/---
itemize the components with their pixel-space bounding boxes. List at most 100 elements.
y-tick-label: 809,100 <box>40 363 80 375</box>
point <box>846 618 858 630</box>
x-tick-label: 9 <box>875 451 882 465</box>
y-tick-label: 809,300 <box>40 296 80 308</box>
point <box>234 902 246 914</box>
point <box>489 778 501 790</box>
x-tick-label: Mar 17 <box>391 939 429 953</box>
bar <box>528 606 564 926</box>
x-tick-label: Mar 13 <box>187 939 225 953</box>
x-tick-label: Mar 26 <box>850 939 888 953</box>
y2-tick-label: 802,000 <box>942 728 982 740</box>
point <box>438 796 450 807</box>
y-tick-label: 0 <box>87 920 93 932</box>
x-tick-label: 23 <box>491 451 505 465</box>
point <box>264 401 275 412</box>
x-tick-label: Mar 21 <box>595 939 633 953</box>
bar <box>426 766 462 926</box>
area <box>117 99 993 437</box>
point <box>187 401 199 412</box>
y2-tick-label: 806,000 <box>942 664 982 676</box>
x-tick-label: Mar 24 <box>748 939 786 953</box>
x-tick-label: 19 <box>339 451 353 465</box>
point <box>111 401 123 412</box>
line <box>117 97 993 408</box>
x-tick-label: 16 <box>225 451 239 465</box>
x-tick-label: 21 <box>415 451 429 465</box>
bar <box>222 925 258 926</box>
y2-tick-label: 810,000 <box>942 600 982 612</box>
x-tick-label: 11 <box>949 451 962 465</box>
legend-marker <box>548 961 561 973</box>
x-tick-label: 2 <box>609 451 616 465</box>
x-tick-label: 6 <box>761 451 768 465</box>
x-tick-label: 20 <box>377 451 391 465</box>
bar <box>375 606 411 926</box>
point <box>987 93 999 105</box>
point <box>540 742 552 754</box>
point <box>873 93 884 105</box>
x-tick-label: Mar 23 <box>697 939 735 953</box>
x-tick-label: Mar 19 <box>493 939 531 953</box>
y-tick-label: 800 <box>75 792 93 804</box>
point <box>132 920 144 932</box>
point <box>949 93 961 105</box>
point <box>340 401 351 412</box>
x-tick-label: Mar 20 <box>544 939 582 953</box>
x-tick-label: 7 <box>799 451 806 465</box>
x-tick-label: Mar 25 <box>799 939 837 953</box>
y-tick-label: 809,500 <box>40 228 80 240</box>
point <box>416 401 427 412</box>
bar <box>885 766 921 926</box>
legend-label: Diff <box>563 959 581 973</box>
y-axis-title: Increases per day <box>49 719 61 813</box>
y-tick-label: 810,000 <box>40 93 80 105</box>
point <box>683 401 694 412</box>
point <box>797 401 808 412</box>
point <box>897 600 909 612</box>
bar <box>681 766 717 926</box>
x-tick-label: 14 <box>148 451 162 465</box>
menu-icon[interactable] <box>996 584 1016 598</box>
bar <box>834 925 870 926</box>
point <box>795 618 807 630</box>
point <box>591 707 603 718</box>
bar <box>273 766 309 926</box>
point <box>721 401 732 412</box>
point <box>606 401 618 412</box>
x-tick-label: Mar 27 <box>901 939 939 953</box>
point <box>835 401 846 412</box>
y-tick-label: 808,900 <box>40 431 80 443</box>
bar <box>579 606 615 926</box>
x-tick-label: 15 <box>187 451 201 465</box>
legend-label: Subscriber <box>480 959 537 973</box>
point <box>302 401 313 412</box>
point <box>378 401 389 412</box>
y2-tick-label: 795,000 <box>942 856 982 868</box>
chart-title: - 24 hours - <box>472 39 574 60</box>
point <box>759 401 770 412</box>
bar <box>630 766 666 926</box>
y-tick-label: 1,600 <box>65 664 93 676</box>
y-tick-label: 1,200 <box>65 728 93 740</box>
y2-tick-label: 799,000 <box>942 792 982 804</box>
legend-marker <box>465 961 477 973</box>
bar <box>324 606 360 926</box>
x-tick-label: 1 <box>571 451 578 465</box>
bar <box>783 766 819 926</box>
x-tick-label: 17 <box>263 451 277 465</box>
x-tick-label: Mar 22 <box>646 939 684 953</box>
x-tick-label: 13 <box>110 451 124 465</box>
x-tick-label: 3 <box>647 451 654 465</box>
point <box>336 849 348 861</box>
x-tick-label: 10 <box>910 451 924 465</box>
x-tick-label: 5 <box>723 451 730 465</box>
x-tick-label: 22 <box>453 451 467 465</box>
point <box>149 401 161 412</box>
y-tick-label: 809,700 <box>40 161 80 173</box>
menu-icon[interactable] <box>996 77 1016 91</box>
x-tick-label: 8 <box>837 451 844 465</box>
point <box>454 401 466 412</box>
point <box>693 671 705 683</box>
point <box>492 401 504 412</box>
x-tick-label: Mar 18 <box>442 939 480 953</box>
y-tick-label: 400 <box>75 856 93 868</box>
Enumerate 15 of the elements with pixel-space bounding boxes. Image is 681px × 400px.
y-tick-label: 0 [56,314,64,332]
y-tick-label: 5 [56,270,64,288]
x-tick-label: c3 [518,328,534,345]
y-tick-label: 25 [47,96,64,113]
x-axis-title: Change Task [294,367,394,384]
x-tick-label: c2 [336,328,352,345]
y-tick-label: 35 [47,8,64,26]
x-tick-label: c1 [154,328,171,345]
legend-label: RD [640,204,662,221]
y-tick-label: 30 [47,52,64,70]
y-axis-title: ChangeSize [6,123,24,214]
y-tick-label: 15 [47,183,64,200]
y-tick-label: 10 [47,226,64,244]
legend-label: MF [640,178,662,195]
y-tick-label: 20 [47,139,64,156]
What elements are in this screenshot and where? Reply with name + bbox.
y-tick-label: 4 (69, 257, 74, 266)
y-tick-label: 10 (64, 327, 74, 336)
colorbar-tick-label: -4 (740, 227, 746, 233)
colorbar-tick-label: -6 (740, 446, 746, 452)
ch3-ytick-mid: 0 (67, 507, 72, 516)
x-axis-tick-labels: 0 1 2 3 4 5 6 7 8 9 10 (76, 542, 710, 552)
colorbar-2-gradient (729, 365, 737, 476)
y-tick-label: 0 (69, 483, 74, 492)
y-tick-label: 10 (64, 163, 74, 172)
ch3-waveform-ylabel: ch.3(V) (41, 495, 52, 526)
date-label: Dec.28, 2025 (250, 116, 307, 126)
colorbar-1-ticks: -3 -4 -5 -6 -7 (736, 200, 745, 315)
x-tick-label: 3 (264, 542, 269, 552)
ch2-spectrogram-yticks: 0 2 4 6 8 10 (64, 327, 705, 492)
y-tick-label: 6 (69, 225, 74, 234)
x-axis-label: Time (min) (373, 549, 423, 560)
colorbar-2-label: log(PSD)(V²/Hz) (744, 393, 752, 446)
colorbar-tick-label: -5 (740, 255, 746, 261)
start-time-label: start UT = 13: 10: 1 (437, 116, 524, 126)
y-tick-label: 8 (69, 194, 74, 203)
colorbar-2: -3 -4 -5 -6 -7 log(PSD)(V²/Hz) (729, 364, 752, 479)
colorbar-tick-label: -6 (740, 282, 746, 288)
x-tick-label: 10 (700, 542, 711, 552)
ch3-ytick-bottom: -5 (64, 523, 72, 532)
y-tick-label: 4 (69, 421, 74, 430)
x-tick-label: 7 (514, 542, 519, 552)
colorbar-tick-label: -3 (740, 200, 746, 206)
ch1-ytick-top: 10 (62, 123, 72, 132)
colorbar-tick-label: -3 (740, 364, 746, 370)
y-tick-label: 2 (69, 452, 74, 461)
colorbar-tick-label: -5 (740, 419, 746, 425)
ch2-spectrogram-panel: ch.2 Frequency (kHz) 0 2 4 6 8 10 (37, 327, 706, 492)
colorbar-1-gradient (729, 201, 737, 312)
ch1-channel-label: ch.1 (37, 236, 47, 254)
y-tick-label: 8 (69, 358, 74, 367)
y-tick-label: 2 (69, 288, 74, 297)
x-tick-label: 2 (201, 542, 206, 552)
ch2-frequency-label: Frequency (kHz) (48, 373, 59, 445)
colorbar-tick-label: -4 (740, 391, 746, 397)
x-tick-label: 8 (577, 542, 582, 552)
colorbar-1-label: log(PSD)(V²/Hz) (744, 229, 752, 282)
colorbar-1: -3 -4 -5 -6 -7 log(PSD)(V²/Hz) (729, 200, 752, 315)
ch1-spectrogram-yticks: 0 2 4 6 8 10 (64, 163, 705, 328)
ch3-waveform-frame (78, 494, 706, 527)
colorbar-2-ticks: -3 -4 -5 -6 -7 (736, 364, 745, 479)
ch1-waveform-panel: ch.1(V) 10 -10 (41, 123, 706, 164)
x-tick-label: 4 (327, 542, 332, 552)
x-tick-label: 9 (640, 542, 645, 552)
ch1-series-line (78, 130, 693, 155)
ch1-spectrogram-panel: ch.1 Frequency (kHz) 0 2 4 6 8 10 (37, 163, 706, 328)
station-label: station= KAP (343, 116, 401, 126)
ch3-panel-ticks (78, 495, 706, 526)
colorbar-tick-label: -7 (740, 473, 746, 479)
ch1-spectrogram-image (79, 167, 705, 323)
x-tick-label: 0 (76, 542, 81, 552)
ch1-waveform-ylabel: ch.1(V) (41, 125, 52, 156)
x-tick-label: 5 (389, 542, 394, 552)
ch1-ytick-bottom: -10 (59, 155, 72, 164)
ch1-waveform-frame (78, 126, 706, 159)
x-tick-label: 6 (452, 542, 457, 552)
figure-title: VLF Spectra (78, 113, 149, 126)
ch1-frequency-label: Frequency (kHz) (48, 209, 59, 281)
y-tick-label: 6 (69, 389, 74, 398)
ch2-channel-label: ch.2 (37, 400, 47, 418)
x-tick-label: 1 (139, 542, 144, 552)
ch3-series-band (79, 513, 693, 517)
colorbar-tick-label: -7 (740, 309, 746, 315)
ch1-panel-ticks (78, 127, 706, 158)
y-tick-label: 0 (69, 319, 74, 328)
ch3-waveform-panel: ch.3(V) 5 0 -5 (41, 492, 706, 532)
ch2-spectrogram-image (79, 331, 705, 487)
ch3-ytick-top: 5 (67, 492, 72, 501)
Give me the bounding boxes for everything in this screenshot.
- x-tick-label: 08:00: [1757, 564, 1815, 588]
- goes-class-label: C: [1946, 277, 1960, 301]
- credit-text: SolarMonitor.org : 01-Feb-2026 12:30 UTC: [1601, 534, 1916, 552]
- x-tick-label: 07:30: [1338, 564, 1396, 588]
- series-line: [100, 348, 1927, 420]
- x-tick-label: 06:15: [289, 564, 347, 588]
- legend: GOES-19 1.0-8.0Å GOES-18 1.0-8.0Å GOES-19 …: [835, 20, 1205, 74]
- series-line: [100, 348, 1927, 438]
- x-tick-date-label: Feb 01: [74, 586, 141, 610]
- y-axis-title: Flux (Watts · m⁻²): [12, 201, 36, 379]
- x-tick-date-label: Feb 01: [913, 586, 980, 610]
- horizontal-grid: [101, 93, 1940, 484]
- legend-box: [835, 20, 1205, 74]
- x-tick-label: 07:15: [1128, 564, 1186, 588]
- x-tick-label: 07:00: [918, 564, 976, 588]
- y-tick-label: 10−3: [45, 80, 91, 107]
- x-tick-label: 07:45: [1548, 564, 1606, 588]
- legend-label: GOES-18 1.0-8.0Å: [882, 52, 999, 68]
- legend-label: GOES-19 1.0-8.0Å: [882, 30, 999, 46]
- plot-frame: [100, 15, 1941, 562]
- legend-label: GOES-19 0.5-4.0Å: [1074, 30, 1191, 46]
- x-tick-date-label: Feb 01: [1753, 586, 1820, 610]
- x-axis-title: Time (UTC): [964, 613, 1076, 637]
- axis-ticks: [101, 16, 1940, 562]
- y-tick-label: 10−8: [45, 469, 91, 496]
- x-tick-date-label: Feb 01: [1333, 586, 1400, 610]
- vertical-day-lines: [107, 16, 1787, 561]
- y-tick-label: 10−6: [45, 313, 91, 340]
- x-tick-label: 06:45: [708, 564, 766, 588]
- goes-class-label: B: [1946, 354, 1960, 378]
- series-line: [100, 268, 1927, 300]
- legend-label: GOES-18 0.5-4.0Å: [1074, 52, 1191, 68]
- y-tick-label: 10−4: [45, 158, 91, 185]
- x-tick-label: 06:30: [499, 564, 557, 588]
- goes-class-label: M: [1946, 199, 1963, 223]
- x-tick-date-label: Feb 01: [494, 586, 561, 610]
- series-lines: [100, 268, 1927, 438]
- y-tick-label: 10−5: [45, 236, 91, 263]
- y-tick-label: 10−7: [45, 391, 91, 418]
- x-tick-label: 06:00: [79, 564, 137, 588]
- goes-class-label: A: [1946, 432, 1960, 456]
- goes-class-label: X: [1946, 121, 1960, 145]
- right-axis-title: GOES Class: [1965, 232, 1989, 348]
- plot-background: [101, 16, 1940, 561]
\---
Extrae de los datos de arriba todas las líneas que contengan la cadena "screenshot", distinguiendo entre mayúsculas y minúsculas.

What elements are in this screenshot and where? Reply with name + bbox.
Give me the bounding boxes for everything in this screenshot.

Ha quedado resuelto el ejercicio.